• TASK DETAILS: Turn the rows below into a numbered list, omitting any blank lines.

A data block
- - - -

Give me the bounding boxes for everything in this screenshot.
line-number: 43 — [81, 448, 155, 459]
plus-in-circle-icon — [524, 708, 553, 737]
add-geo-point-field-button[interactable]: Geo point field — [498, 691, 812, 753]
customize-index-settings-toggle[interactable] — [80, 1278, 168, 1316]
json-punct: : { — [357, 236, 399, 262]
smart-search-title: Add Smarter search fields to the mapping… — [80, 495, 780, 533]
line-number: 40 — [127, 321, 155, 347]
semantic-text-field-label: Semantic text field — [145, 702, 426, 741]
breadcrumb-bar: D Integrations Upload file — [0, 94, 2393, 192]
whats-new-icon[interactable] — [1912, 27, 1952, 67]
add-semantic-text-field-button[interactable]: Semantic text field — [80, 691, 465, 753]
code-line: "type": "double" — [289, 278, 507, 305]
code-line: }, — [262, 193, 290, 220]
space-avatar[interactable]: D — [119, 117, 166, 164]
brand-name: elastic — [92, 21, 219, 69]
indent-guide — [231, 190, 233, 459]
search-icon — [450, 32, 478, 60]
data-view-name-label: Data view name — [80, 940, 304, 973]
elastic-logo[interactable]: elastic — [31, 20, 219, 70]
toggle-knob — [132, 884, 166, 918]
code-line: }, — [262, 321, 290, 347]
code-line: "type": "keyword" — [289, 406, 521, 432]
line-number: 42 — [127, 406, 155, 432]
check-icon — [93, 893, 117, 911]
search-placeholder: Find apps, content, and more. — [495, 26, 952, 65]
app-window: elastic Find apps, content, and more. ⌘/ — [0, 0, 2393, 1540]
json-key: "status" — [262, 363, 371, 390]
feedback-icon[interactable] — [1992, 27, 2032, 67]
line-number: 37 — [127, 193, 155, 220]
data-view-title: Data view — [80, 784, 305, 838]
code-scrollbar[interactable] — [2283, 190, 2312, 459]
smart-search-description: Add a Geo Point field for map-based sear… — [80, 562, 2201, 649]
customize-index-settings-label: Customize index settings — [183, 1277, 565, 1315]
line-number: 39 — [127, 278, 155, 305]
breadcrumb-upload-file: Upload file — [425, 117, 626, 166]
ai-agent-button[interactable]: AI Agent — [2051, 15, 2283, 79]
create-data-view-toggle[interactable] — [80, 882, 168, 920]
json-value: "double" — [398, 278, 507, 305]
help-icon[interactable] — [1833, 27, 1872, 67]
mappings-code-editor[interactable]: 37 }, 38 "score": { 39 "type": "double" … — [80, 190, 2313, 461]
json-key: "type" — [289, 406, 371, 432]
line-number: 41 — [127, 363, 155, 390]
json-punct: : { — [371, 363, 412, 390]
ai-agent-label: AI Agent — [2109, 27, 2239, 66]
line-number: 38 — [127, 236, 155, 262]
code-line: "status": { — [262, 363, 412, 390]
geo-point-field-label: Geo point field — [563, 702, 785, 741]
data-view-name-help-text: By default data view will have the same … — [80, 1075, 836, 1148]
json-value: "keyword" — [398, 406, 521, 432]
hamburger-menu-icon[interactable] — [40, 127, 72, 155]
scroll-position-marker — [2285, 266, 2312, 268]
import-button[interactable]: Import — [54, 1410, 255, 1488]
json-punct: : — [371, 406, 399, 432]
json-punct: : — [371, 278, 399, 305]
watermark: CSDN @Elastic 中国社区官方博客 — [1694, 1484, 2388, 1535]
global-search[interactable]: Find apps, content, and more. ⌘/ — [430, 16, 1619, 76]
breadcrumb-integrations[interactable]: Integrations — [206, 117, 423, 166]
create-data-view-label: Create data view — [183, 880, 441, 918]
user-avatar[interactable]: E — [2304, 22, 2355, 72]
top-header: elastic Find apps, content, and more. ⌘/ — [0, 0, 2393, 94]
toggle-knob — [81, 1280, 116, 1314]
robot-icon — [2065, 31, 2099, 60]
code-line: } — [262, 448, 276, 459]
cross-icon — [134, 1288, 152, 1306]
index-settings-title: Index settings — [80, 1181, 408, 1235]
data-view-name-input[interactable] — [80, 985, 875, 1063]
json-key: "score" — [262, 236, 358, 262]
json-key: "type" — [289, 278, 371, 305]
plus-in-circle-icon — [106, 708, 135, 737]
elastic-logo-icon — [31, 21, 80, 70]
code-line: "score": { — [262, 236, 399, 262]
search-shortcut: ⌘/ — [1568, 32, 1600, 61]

- - - -

• SOLVED EXERCISE:
1. Give me the bounding boxes for everything in this screenshot.
2. line-number: 43 — [81, 448, 155, 459]
3. plus-in-circle-icon — [524, 708, 553, 737]
4. add-geo-point-field-button[interactable]: Geo point field — [498, 691, 812, 753]
5. customize-index-settings-toggle[interactable] — [80, 1278, 168, 1316]
6. json-punct: : { — [357, 236, 399, 262]
7. smart-search-title: Add Smarter search fields to the mapping… — [80, 495, 780, 533]
8. line-number: 40 — [127, 321, 155, 347]
9. semantic-text-field-label: Semantic text field — [145, 702, 426, 741]
10. breadcrumb-bar: D Integrations Upload file — [0, 94, 2393, 192]
11. whats-new-icon[interactable] — [1912, 27, 1952, 67]
12. add-semantic-text-field-button[interactable]: Semantic text field — [80, 691, 465, 753]
13. code-line: "type": "double" — [289, 278, 507, 305]
14. code-line: }, — [262, 193, 290, 220]
15. space-avatar[interactable]: D — [119, 117, 166, 164]
16. brand-name: elastic — [92, 21, 219, 69]
17. indent-guide — [231, 190, 233, 459]
18. search-icon — [450, 32, 478, 60]
19. data-view-name-label: Data view name — [80, 940, 304, 973]
20. elastic-logo[interactable]: elastic — [31, 20, 219, 70]
21. toggle-knob — [132, 884, 166, 918]
22. code-line: }, — [262, 321, 290, 347]
23. code-line: "type": "keyword" — [289, 406, 521, 432]
24. line-number: 42 — [127, 406, 155, 432]
25. check-icon — [93, 893, 117, 911]
26. search-placeholder: Find apps, content, and more. — [495, 26, 952, 65]
27. app-window: elastic Find apps, content, and more. ⌘/ — [0, 0, 2393, 1540]
28. json-key: "status" — [262, 363, 371, 390]
29. feedback-icon[interactable] — [1992, 27, 2032, 67]
30. line-number: 37 — [127, 193, 155, 220]
31. data-view-title: Data view — [80, 784, 305, 838]
32. code-scrollbar[interactable] — [2283, 190, 2312, 459]
33. smart-search-description: Add a Geo Point field for map-based sear… — [80, 562, 2201, 649]
34. customize-index-settings-label: Customize index settings — [183, 1277, 565, 1315]
35. line-number: 39 — [127, 278, 155, 305]
36. breadcrumb-upload-file: Upload file — [425, 117, 626, 166]
37. ai-agent-button[interactable]: AI Agent — [2051, 15, 2283, 79]
38. create-data-view-toggle[interactable] — [80, 882, 168, 920]
39. json-value: "double" — [398, 278, 507, 305]
40. help-icon[interactable] — [1833, 27, 1872, 67]
41. mappings-code-editor[interactable]: 37 }, 38 "score": { 39 "type": "double" … — [80, 190, 2313, 461]
42. json-key: "type" — [289, 406, 371, 432]
43. line-number: 41 — [127, 363, 155, 390]
44. json-punct: : { — [371, 363, 412, 390]
45. ai-agent-label: AI Agent — [2109, 27, 2239, 66]
46. line-number: 38 — [127, 236, 155, 262]
47. code-line: "status": { — [262, 363, 412, 390]
48. geo-point-field-label: Geo point field — [563, 702, 785, 741]
49. data-view-name-help-text: By default data view will have the same … — [80, 1075, 836, 1148]
50. json-value: "keyword" — [398, 406, 521, 432]
51. hamburger-menu-icon[interactable] — [40, 127, 72, 155]
52. scroll-position-marker — [2285, 266, 2312, 268]
53. import-button[interactable]: Import — [54, 1410, 255, 1488]
54. json-punct: : — [371, 406, 399, 432]
55. json-punct: : — [371, 278, 399, 305]
56. watermark: CSDN @Elastic 中国社区官方博客 — [1694, 1484, 2388, 1535]
57. global-search[interactable]: Find apps, content, and more. ⌘/ — [430, 16, 1619, 76]
58. breadcrumb-integrations[interactable]: Integrations — [206, 117, 423, 166]
59. create-data-view-label: Create data view — [183, 880, 441, 918]
60. user-avatar[interactable]: E — [2304, 22, 2355, 72]
61. top-header: elastic Find apps, content, and more. ⌘/ — [0, 0, 2393, 94]
62. toggle-knob — [81, 1280, 116, 1314]
63. robot-icon — [2065, 31, 2099, 60]
64. code-line: } — [262, 448, 276, 459]
65. cross-icon — [134, 1288, 152, 1306]
66. index-settings-title: Index settings — [80, 1181, 408, 1235]
67. data-view-name-input[interactable] — [80, 985, 875, 1063]
68. json-key: "score" — [262, 236, 358, 262]
69. json-key: "type" — [289, 278, 371, 305]
70. plus-in-circle-icon — [106, 708, 135, 737]
71. elastic-logo-icon — [31, 21, 80, 70]
72. code-line: "score": { — [262, 236, 399, 262]
73. search-shortcut: ⌘/ — [1568, 32, 1600, 61]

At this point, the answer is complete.